> **Extracted information**:
———

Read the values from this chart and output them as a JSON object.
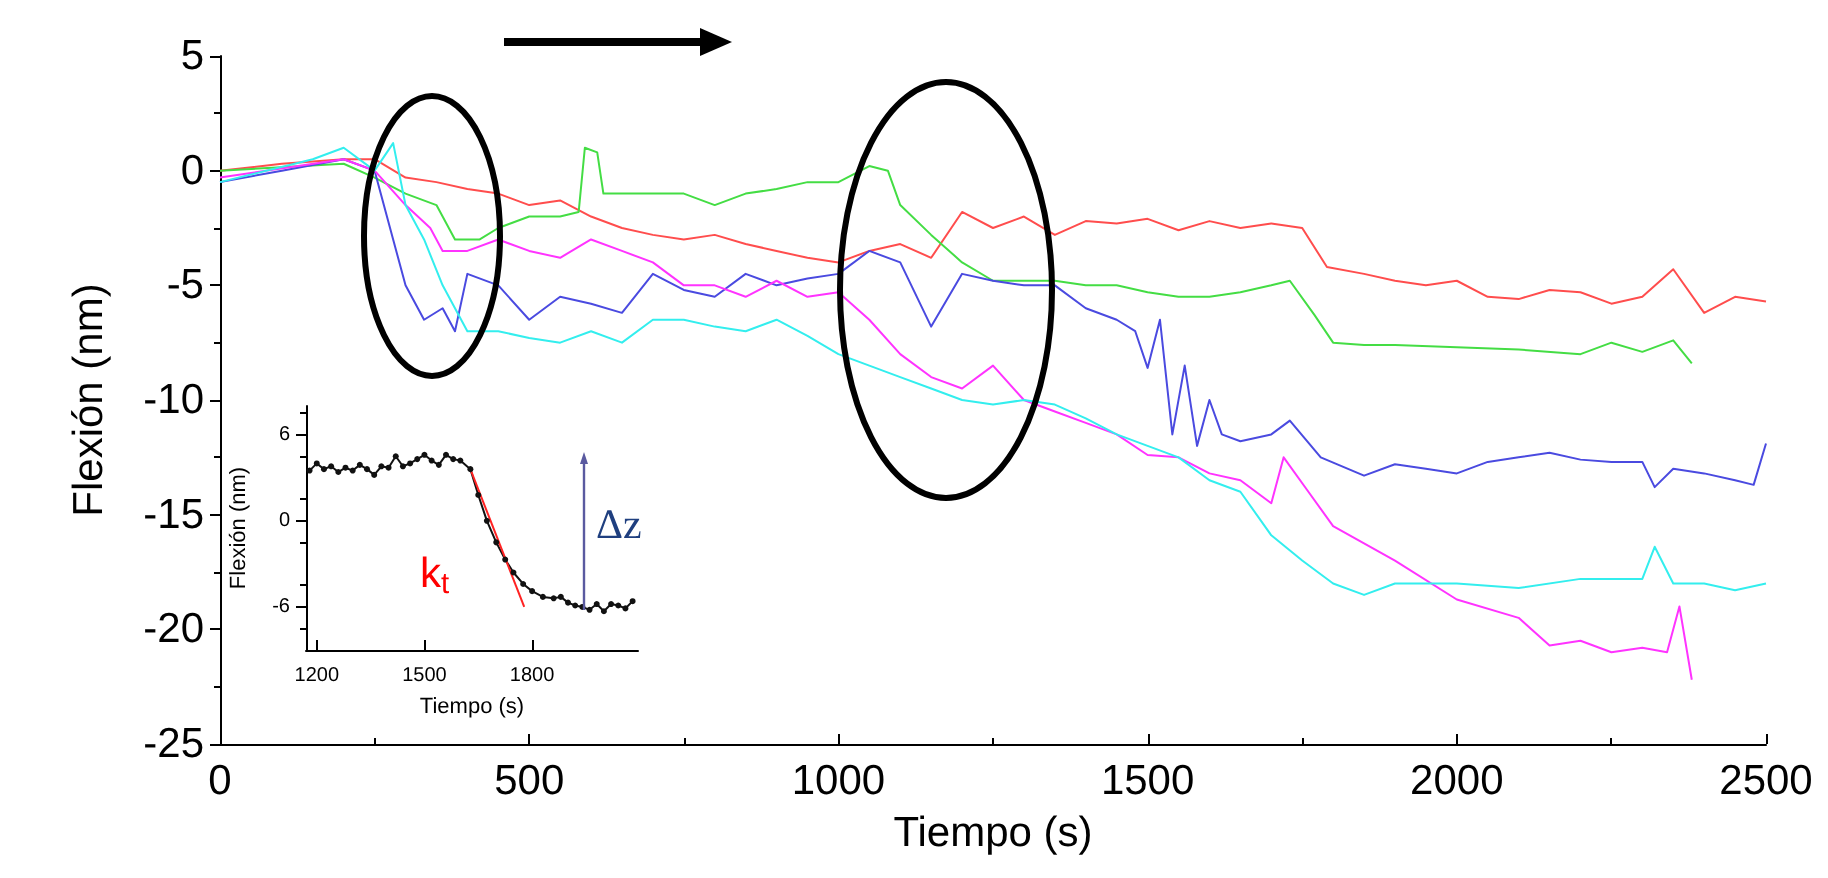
{
  "chart_data": [
    {
      "type": "line",
      "xlabel": "Tiempo (s)",
      "ylabel": "Flexión (nm)",
      "xlim": [
        0,
        2500
      ],
      "ylim": [
        -25,
        5
      ],
      "xticks": [
        0,
        500,
        1000,
        1500,
        2000,
        2500
      ],
      "yticks": [
        -25,
        -20,
        -15,
        -10,
        -5,
        0,
        5
      ],
      "grid": false,
      "marker": "none",
      "series": [
        {
          "color": "#ff4d4d",
          "x": [
            0,
            100,
            200,
            250,
            300,
            350,
            400,
            450,
            500,
            550,
            600,
            650,
            700,
            750,
            800,
            850,
            900,
            950,
            1000,
            1050,
            1100,
            1150,
            1200,
            1250,
            1300,
            1350,
            1400,
            1450,
            1500,
            1550,
            1600,
            1650,
            1700,
            1750,
            1790,
            1850,
            1900,
            1950,
            2000,
            2050,
            2100,
            2150,
            2200,
            2250,
            2300,
            2350,
            2400,
            2450,
            2500
          ],
          "values": [
            0,
            0.3,
            0.5,
            0.5,
            -0.3,
            -0.5,
            -0.8,
            -1,
            -1.5,
            -1.3,
            -2,
            -2.5,
            -2.8,
            -3,
            -2.8,
            -3.2,
            -3.5,
            -3.8,
            -4,
            -3.5,
            -3.2,
            -3.8,
            -1.8,
            -2.5,
            -2,
            -2.8,
            -2.2,
            -2.3,
            -2.1,
            -2.6,
            -2.2,
            -2.5,
            -2.3,
            -2.5,
            -4.2,
            -4.5,
            -4.8,
            -5,
            -4.8,
            -5.5,
            -5.6,
            -5.2,
            -5.3,
            -5.8,
            -5.5,
            -4.3,
            -6.2,
            -5.5,
            -5.7
          ]
        },
        {
          "color": "#44dd44",
          "x": [
            0,
            200,
            250,
            300,
            350,
            380,
            420,
            450,
            500,
            550,
            580,
            590,
            610,
            620,
            700,
            750,
            800,
            850,
            900,
            950,
            1000,
            1050,
            1080,
            1100,
            1150,
            1200,
            1250,
            1300,
            1350,
            1400,
            1450,
            1500,
            1550,
            1600,
            1650,
            1700,
            1730,
            1770,
            1800,
            1850,
            1900,
            2000,
            2100,
            2200,
            2250,
            2300,
            2350,
            2380
          ],
          "values": [
            0,
            0.3,
            -0.3,
            -1,
            -1.5,
            -3,
            -3,
            -2.5,
            -2,
            -2,
            -1.8,
            1,
            0.8,
            -1,
            -1,
            -1,
            -1.5,
            -1,
            -0.8,
            -0.5,
            -0.5,
            0.2,
            0,
            -1.5,
            -2.8,
            -4,
            -4.8,
            -4.8,
            -4.8,
            -5,
            -5,
            -5.3,
            -5.5,
            -5.5,
            -5.3,
            -5,
            -4.8,
            -6.3,
            -7.5,
            -7.6,
            -7.6,
            -7.7,
            -7.8,
            -8,
            -7.5,
            -7.9,
            -7.4,
            -8.4
          ]
        },
        {
          "color": "#4a4ae0",
          "x": [
            0,
            100,
            200,
            250,
            280,
            300,
            330,
            360,
            380,
            400,
            450,
            500,
            550,
            600,
            650,
            700,
            750,
            800,
            850,
            900,
            950,
            1000,
            1050,
            1100,
            1150,
            1200,
            1250,
            1300,
            1350,
            1400,
            1450,
            1480,
            1500,
            1520,
            1540,
            1560,
            1580,
            1600,
            1620,
            1650,
            1700,
            1730,
            1780,
            1850,
            1900,
            1950,
            2000,
            2050,
            2100,
            2150,
            2200,
            2250,
            2300,
            2320,
            2350,
            2400,
            2450,
            2480,
            2500
          ],
          "values": [
            -0.5,
            0,
            0.5,
            0,
            -3,
            -5,
            -6.5,
            -6,
            -7,
            -4.5,
            -5,
            -6.5,
            -5.5,
            -5.8,
            -6.2,
            -4.5,
            -5.2,
            -5.5,
            -4.5,
            -5,
            -4.7,
            -4.5,
            -3.5,
            -4,
            -6.8,
            -4.5,
            -4.8,
            -5,
            -5,
            -6,
            -6.5,
            -7,
            -8.6,
            -6.5,
            -11.5,
            -8.5,
            -12,
            -10,
            -11.5,
            -11.8,
            -11.5,
            -10.9,
            -12.5,
            -13.3,
            -12.8,
            -13,
            -13.2,
            -12.7,
            -12.5,
            -12.3,
            -12.6,
            -12.7,
            -12.7,
            -13.8,
            -13,
            -13.2,
            -13.5,
            -13.7,
            -11.9
          ]
        },
        {
          "color": "#ff33ff",
          "x": [
            0,
            200,
            250,
            300,
            340,
            360,
            400,
            450,
            500,
            550,
            600,
            650,
            700,
            750,
            800,
            850,
            900,
            950,
            1000,
            1050,
            1100,
            1150,
            1200,
            1250,
            1300,
            1350,
            1400,
            1450,
            1500,
            1550,
            1600,
            1650,
            1700,
            1720,
            1760,
            1800,
            1900,
            2000,
            2100,
            2150,
            2200,
            2250,
            2300,
            2340,
            2360,
            2380
          ],
          "values": [
            -0.3,
            0.5,
            0,
            -1.5,
            -2.5,
            -3.5,
            -3.5,
            -3,
            -3.5,
            -3.8,
            -3,
            -3.5,
            -4,
            -5,
            -5,
            -5.5,
            -4.8,
            -5.5,
            -5.3,
            -6.5,
            -8,
            -9,
            -9.5,
            -8.5,
            -10,
            -10.5,
            -11,
            -11.5,
            -12.4,
            -12.5,
            -13.2,
            -13.5,
            -14.5,
            -12.5,
            -14,
            -15.5,
            -17,
            -18.7,
            -19.5,
            -20.7,
            -20.5,
            -21,
            -20.8,
            -21,
            -19,
            -22.2
          ]
        },
        {
          "color": "#33eeee",
          "x": [
            0,
            150,
            200,
            250,
            280,
            300,
            330,
            360,
            400,
            450,
            500,
            550,
            600,
            650,
            700,
            750,
            800,
            850,
            900,
            950,
            1000,
            1050,
            1100,
            1150,
            1200,
            1250,
            1300,
            1350,
            1400,
            1450,
            1500,
            1550,
            1600,
            1650,
            1700,
            1750,
            1800,
            1850,
            1900,
            2000,
            2100,
            2200,
            2300,
            2320,
            2350,
            2400,
            2450,
            2500
          ],
          "values": [
            -0.5,
            0.5,
            1,
            0,
            1.2,
            -1.5,
            -3,
            -5,
            -7,
            -7,
            -7.3,
            -7.5,
            -7,
            -7.5,
            -6.5,
            -6.5,
            -6.8,
            -7,
            -6.5,
            -7.2,
            -8,
            -8.5,
            -9,
            -9.5,
            -10,
            -10.2,
            -10,
            -10.2,
            -10.8,
            -11.5,
            -12,
            -12.5,
            -13.5,
            -14,
            -15.9,
            -17,
            -18,
            -18.5,
            -18,
            -18,
            -18.2,
            -17.8,
            -17.8,
            -16.4,
            -18,
            -18,
            -18.3,
            -18
          ]
        }
      ]
    },
    {
      "type": "line",
      "xlabel": "Tiempo (s)",
      "ylabel": "Flexión (nm)",
      "xlim": [
        1170,
        2095
      ],
      "ylim": [
        -9,
        8
      ],
      "xticks": [
        1200,
        1500,
        1800
      ],
      "yticks": [
        -6,
        0,
        6
      ],
      "grid": false,
      "marker": "circle",
      "annotations": [
        "k$_{t}$",
        "Δz"
      ],
      "series": [
        {
          "color": "#111111",
          "x": [
            1180,
            1200,
            1220,
            1240,
            1260,
            1280,
            1300,
            1320,
            1340,
            1360,
            1380,
            1400,
            1420,
            1440,
            1460,
            1480,
            1500,
            1520,
            1540,
            1560,
            1580,
            1600,
            1628,
            1650,
            1674,
            1700,
            1725,
            1748,
            1775,
            1800,
            1830,
            1860,
            1880,
            1900,
            1920,
            1940,
            1960,
            1980,
            2000,
            2020,
            2040,
            2060,
            2080
          ],
          "values": [
            3.5,
            4,
            3.6,
            3.8,
            3.4,
            3.7,
            3.5,
            3.9,
            3.6,
            3.2,
            3.8,
            3.7,
            4.5,
            3.8,
            4,
            4.3,
            4.6,
            4.2,
            3.9,
            4.6,
            4.3,
            4.2,
            3.6,
            1.8,
            0,
            -1.5,
            -2.7,
            -3.6,
            -4.4,
            -4.9,
            -5.3,
            -5.4,
            -5.3,
            -5.7,
            -5.9,
            -6,
            -6.2,
            -5.8,
            -6.3,
            -5.8,
            -5.9,
            -6.1,
            -5.6
          ]
        },
        {
          "color": "#ff2222",
          "marker": "none",
          "x": [
            1628,
            1778
          ],
          "values": [
            3.6,
            -6
          ]
        }
      ]
    }
  ]
}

———

> **Problem to solve**: On how many lines does the word "marker" appear? Answer with only the number.

> **Answer in full**: 3